Pick up the passage on the Egyptian bishops' resistance to the Tome of Leo at the Council and continue it from its final sentence.

> [Excerpted text]
━━━━━━━━
In this atmosphere many bishops hailed the Tome with acclimation. Yet there were others, namely those from Palestine and Illyricum, who found it, mainly on three points, ambiguous and its language unfamiliar.
The doctrine did not ring true to what these bishops were used to. In the face of Rome and in the shadow of the emperor, they spoke up to protest and to raise objections. Explanations were not satisfactory; they were given five days to study the Tome and reconsider their objections.
In the fourth session, Paschasinus declared once more that the “true faith” was the faith as expounded in the Tome of Leo and that faith the Synod held, and allowed nothing to be added to it or taken from it.
The objecting bishops acquiesced, having been assured of the Tome’s orthodoxy by the Roman legates and other bishops. This, however, did not solve the problem. The most unyielding opposition came from the bishops of Egypt – Alexandria, and with it, the stronghold of Cyril’s Christology.
They faced a dilemma: as Dioscorus was now no longer bishop of Alexandria, they had to wait for a new bishop in succession for direction and guidance. This wasn’t merely a deflection or an escape from responsibility. Acceptance of the Tome meant, to them a rejection of Cyril.
The language of the Tome was so hard to their ears and revealed such close association with Antiochene Christological terminology, that they simply could not consent to it. …
Their words captured their distress:
“We can no longer live at home if we do this.” … “We shall be killed, we shall be killed if we do it! We would rather be made away with here by you rather than there…Have mercy upon us, show us kindness!”
━━━━━━━━
[Structured page parsing data]
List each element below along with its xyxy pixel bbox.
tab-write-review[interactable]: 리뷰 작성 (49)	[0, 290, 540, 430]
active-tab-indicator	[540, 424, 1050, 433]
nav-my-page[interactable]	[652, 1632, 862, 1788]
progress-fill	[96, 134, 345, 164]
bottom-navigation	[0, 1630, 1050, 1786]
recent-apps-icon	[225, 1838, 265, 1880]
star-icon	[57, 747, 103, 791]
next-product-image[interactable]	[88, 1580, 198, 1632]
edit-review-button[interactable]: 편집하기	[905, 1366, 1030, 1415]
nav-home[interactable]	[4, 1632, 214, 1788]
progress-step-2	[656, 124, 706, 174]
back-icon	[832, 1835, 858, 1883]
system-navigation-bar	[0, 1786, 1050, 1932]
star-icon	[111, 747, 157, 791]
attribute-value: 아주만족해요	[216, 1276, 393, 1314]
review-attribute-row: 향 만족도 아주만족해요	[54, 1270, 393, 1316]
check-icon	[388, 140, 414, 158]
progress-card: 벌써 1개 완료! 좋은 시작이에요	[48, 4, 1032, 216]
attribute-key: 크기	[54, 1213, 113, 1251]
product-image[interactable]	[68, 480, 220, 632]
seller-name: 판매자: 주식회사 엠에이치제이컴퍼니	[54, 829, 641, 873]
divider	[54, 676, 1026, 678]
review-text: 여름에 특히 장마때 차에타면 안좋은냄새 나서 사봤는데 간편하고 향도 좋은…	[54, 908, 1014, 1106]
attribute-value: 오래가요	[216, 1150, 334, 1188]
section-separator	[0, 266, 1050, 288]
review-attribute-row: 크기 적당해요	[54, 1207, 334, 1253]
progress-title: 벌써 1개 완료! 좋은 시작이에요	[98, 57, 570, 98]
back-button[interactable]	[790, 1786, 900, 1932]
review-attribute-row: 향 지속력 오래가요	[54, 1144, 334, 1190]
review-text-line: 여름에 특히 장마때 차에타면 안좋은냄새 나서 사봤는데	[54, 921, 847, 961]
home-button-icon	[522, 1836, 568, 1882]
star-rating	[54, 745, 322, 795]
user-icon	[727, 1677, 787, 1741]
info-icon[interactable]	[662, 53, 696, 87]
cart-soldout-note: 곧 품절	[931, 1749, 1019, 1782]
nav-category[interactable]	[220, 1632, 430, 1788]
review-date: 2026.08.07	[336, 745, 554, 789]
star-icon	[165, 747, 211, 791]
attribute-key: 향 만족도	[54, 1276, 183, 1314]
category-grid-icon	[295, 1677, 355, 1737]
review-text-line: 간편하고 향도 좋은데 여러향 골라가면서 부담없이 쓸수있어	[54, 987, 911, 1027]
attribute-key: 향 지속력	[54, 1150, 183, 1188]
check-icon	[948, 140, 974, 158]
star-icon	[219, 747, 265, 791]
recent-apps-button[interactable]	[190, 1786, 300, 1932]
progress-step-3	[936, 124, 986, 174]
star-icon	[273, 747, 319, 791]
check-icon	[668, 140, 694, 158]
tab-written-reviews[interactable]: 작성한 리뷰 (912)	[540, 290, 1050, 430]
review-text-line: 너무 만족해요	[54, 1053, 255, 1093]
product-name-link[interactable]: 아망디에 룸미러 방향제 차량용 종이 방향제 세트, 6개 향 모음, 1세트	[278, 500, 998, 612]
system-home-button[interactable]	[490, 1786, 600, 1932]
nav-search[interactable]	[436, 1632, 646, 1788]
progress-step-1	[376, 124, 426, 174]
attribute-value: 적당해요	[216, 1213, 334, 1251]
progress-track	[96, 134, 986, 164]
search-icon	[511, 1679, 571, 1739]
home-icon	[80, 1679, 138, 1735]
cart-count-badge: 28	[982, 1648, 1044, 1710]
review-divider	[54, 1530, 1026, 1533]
━━━━━━━━
> [Final answer]
These bishops understood very well the situation, and there was opposition from them and others – including many in Constantinople. Alexandrian Christology, given shape by Cyril, was formed and strengthened through the struggle with Antiochene Christology. The latter was condemned, in the Council of Ephesus twenty years earlier. Its champion, Nestorius, lived in exile for many years since.
And now to hear a new language from the West so consonant with the one condemned, and, in some places, even surpassing it in its separatist tone, was indeed distressing for the followers of the Ephesian tradition.
The Roman position remained absolutist and uncompromising. The Roman legates would leave if they did not get their way; they would hold a separate council in Rome. This was a critical moment for the imperial commissioners; for them, the whole point of the council was to unify the faith within the empire.
They went as far as to order the synod to “receive into the creed the doctrine of Leo, which has been stated.”
At this point, there is a break in the Acts of the Council. Whatever points and counterpoints were offered were not recorded. Clearly, the pressure from Rome and the commissioners weighed heavily on the discussions.
It was during this time, whatever discussions took place, that final language was accepted. The change, and the difficulty, appears to be in a single preposition: “in” vs. “from.” “In two natures” as opposed to “from two natures”. “In” was accepted by the Council, “from” was the term held by those who objected.
So, the Council accepted this language; now the decision had to be defended. Emperor Marcian was sent the Allocutio:
Let no one attack the contents of the Tome by alleging that it is somehow alien to the faith… Let [the opponents] not bring forward the Tome of the admirable bishop of the Roman See as being an innovation.
Conclusion
Did the emperor achieve his objective? Was there a coming together after this Council, a common ground, a synthesis? At a high level, history tells us the answer, and Sarkissian summarizes it here:
What the bishops at the Council were afraid of would happen, namely that this language would be interpreted as an innovation, was in fact what happened after the Council.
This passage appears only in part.